Given exercise → In the listing below, identify each line with the word "nuits" and return those lines.
[START OF Supplied data]
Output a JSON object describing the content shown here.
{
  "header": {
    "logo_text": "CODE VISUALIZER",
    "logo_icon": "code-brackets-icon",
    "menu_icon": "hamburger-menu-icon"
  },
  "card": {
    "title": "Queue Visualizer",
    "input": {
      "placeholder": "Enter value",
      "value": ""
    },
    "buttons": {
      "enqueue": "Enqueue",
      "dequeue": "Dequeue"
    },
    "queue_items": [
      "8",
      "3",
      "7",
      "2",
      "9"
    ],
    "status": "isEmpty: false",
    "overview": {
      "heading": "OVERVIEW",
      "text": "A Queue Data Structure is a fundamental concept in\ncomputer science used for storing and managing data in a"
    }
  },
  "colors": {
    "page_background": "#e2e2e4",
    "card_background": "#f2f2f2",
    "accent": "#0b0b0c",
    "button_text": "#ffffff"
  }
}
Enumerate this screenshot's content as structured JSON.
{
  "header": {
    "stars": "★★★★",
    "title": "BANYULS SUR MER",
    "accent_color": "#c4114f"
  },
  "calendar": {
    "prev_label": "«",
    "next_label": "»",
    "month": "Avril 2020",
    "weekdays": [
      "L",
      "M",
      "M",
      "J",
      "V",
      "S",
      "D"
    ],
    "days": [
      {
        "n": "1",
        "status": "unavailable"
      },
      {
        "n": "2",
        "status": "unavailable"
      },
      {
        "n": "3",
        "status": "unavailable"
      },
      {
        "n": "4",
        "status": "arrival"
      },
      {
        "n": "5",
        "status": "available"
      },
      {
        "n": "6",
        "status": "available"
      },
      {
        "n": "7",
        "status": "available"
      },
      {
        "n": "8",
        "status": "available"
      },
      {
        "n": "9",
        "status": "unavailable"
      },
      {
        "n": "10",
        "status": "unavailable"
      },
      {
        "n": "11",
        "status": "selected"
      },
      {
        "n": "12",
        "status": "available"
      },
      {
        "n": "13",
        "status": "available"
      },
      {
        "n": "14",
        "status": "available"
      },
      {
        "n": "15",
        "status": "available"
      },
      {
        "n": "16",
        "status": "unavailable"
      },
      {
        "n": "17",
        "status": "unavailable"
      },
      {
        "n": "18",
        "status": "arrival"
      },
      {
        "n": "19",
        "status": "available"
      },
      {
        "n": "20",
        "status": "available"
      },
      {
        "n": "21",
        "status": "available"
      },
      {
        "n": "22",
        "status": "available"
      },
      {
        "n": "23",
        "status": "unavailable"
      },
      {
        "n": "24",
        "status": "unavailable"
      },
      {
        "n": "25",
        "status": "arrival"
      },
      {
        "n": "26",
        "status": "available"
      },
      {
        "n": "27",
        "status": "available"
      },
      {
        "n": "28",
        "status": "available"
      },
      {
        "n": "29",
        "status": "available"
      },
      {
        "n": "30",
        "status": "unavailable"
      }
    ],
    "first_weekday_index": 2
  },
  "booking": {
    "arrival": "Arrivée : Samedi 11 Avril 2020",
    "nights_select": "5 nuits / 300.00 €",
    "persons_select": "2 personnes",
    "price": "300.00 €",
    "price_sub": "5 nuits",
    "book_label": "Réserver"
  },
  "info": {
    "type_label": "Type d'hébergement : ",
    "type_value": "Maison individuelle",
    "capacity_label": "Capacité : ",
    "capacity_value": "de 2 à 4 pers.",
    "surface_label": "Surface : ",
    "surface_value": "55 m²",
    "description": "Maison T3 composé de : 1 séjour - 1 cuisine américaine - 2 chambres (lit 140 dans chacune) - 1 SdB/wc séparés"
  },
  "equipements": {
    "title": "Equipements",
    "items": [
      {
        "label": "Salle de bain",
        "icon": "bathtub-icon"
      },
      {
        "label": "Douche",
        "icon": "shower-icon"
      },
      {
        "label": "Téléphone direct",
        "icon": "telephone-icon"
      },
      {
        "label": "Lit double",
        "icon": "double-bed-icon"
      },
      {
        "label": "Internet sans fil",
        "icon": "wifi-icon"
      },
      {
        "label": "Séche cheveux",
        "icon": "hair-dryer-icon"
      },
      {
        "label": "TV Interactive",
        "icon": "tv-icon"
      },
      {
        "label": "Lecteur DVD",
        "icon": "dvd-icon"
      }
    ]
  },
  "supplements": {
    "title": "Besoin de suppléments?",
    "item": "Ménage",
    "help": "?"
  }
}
[END OF Supplied data]
Written response →
    "nights_select": "5 nuits / 300.00 €",
    "price_sub": "5 nuits",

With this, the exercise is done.